═══ EXERCISE DATA

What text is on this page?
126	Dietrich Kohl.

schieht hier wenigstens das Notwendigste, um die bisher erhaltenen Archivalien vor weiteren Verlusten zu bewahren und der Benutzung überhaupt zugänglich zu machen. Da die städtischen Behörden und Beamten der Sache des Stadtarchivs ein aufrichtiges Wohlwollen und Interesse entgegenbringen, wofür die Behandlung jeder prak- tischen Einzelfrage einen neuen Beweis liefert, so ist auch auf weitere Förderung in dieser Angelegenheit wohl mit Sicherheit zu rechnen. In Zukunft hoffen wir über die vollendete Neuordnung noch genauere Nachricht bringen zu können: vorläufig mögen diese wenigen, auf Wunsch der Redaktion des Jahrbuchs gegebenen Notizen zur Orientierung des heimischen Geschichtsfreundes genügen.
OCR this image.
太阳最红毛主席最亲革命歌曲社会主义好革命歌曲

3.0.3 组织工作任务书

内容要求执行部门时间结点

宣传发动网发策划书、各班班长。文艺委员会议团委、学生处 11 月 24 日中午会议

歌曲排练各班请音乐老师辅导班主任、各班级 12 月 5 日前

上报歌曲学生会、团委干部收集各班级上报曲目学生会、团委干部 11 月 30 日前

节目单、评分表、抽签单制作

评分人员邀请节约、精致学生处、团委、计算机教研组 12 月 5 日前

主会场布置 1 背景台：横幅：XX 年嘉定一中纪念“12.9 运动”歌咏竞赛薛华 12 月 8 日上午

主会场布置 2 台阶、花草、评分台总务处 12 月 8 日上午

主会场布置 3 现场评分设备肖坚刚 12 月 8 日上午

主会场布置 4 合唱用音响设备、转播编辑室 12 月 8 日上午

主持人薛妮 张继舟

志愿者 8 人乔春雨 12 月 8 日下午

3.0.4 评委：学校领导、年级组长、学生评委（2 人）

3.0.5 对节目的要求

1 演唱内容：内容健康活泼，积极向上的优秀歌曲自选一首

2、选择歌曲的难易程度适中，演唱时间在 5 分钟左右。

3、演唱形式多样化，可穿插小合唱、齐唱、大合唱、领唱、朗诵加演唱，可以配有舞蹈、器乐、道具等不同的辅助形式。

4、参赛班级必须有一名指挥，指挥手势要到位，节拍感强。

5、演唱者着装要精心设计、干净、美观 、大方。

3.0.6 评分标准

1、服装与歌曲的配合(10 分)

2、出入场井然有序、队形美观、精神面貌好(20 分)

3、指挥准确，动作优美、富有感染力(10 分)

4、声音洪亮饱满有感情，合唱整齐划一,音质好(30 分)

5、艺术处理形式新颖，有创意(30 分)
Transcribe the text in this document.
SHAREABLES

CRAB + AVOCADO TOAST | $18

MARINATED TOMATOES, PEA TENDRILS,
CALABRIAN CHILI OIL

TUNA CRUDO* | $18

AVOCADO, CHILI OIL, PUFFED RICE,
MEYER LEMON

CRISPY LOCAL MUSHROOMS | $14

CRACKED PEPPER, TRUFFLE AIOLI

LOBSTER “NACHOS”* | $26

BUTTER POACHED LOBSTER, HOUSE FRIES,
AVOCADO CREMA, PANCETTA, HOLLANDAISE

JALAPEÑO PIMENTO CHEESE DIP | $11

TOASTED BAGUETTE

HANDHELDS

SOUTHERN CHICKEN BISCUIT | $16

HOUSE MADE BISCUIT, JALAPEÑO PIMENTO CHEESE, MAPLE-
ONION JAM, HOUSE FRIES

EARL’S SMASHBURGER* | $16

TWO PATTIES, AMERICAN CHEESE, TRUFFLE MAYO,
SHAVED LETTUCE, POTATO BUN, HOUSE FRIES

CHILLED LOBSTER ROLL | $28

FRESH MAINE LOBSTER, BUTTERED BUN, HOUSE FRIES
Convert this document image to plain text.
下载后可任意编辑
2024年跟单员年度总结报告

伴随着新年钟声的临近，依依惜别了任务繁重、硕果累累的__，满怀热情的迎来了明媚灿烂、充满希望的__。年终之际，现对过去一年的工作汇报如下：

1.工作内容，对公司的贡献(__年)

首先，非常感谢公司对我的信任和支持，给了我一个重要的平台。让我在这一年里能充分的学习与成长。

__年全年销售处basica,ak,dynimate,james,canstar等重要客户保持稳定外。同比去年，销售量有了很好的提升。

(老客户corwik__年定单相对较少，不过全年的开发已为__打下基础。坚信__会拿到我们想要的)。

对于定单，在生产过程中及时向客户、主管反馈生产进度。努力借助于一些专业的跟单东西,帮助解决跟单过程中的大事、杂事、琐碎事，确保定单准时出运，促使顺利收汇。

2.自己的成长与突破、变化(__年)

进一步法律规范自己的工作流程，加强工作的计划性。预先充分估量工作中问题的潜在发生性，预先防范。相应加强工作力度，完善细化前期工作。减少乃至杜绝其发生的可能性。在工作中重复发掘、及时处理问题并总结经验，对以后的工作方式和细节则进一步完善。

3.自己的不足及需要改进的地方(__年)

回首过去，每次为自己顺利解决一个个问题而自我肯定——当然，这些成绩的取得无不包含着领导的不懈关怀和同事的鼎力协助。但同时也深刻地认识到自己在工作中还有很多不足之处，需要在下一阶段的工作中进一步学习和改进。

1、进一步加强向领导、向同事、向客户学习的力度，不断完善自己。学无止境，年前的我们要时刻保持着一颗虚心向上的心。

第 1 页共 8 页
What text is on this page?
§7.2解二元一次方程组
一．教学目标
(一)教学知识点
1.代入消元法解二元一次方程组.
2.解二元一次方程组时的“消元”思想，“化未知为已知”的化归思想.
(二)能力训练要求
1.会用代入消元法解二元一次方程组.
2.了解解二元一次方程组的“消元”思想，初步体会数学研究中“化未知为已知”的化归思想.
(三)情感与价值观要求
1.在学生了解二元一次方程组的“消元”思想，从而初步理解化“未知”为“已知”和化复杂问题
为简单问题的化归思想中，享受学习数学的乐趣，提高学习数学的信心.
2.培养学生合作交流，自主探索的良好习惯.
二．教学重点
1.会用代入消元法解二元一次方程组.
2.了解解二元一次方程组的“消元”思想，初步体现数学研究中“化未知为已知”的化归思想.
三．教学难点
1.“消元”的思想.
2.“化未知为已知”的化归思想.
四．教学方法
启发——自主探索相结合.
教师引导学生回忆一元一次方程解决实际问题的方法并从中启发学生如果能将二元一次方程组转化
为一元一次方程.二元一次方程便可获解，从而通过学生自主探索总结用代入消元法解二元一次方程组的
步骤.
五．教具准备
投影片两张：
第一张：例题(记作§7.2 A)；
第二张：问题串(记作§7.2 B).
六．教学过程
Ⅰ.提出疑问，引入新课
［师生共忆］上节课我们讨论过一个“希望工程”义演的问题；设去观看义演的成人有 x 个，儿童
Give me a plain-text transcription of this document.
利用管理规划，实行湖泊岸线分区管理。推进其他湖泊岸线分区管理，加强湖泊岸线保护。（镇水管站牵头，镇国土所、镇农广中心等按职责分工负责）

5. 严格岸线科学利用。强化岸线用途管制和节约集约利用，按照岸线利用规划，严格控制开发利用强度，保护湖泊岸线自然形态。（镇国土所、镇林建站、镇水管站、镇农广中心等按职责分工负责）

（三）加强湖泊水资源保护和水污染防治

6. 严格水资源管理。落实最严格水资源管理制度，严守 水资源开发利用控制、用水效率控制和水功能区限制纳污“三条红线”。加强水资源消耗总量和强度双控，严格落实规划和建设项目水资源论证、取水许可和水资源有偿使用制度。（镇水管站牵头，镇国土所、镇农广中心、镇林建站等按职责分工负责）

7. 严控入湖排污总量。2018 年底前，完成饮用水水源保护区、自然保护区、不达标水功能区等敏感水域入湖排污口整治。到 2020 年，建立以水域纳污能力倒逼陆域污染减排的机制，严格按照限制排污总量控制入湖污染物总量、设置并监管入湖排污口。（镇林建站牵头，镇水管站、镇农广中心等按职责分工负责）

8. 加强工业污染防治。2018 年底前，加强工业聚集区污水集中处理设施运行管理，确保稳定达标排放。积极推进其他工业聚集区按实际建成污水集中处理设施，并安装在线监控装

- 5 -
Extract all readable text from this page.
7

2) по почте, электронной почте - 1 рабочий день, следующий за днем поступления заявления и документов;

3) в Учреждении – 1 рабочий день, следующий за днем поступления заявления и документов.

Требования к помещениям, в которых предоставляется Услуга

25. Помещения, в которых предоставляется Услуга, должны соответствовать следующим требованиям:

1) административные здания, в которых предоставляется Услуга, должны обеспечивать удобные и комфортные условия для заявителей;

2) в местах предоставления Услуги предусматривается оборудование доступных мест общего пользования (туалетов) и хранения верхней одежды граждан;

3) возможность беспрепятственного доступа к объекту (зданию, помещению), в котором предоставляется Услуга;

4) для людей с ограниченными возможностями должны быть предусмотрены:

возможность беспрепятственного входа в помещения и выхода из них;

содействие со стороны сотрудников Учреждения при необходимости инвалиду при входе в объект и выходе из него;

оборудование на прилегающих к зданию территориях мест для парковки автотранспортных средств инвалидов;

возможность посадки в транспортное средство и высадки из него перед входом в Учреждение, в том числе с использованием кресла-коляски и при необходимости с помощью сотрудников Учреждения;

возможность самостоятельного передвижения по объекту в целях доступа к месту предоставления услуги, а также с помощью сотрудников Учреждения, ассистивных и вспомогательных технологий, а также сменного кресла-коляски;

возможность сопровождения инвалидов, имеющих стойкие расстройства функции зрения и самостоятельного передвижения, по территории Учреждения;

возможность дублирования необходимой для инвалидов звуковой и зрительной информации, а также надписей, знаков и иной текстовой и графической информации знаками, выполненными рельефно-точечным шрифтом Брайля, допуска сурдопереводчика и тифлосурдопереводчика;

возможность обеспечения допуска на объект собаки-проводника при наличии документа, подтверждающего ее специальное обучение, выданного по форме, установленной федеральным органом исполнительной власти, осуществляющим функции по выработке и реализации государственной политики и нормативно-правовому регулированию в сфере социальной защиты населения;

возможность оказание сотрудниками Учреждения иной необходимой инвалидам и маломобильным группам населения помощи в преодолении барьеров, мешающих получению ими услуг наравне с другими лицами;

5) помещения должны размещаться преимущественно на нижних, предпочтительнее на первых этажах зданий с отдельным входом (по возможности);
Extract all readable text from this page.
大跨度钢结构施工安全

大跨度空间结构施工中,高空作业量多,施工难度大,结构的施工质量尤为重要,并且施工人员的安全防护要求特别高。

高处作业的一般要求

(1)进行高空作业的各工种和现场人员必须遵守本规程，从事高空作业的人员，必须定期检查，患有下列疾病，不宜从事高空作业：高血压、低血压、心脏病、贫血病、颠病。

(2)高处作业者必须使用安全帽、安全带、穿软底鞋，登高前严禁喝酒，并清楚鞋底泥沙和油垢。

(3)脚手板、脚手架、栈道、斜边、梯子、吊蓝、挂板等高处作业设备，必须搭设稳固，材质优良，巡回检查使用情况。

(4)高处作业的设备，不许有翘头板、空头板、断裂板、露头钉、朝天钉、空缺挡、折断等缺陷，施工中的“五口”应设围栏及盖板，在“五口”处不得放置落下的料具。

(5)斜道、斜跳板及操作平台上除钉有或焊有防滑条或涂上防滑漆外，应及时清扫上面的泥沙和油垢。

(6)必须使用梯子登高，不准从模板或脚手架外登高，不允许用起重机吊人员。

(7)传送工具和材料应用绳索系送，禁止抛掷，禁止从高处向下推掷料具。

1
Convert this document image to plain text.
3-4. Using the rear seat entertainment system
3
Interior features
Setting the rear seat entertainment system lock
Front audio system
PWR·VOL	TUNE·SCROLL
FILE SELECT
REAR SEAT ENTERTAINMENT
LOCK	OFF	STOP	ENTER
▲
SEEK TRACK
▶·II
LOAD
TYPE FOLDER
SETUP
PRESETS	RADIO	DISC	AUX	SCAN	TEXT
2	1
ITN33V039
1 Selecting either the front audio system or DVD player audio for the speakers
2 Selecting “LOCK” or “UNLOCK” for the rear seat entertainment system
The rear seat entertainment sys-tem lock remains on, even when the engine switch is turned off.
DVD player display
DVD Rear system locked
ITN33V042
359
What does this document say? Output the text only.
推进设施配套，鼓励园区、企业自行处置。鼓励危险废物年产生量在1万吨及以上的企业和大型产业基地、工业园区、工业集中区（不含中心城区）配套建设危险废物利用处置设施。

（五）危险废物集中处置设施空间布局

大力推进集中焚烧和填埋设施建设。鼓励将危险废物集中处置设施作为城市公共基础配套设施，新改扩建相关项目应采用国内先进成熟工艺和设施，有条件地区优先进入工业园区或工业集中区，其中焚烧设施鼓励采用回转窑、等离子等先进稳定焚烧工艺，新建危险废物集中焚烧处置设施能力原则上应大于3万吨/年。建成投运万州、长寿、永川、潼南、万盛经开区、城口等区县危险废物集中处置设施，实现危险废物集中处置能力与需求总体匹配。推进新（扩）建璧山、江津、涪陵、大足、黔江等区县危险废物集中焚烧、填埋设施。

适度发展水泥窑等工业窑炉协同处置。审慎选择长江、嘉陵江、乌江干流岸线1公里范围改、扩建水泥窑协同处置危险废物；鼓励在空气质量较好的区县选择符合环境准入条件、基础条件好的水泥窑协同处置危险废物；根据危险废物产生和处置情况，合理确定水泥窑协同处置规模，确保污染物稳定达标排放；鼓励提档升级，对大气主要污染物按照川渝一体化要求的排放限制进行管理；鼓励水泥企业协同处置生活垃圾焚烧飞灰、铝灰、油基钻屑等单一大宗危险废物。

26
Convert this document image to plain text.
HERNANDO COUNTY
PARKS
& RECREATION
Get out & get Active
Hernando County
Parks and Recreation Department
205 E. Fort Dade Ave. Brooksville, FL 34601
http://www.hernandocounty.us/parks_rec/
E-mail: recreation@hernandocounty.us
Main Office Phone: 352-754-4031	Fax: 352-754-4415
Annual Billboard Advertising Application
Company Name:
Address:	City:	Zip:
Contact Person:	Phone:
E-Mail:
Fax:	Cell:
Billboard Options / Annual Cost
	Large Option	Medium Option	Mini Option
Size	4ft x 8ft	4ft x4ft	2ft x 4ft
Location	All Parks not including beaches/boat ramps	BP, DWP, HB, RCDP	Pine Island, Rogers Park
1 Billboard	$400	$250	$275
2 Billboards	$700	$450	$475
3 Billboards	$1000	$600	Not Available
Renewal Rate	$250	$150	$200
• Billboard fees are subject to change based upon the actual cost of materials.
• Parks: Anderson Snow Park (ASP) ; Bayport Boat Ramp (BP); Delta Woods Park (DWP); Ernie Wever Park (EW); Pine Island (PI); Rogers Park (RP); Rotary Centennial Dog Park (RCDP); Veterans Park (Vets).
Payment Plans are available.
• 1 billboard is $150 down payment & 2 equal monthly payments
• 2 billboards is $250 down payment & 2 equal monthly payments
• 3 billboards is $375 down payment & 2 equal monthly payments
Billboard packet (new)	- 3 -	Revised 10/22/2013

══════

Extract every line of the records above that contains the word "следующий".

**WRITTEN ANSWER**
2) по почте, электронной почте - 1 рабочий день, следующий за днем поступления заявления и документов;
3) в Учреждении – 1 рабочий день, следующий за днем поступления заявления и документов.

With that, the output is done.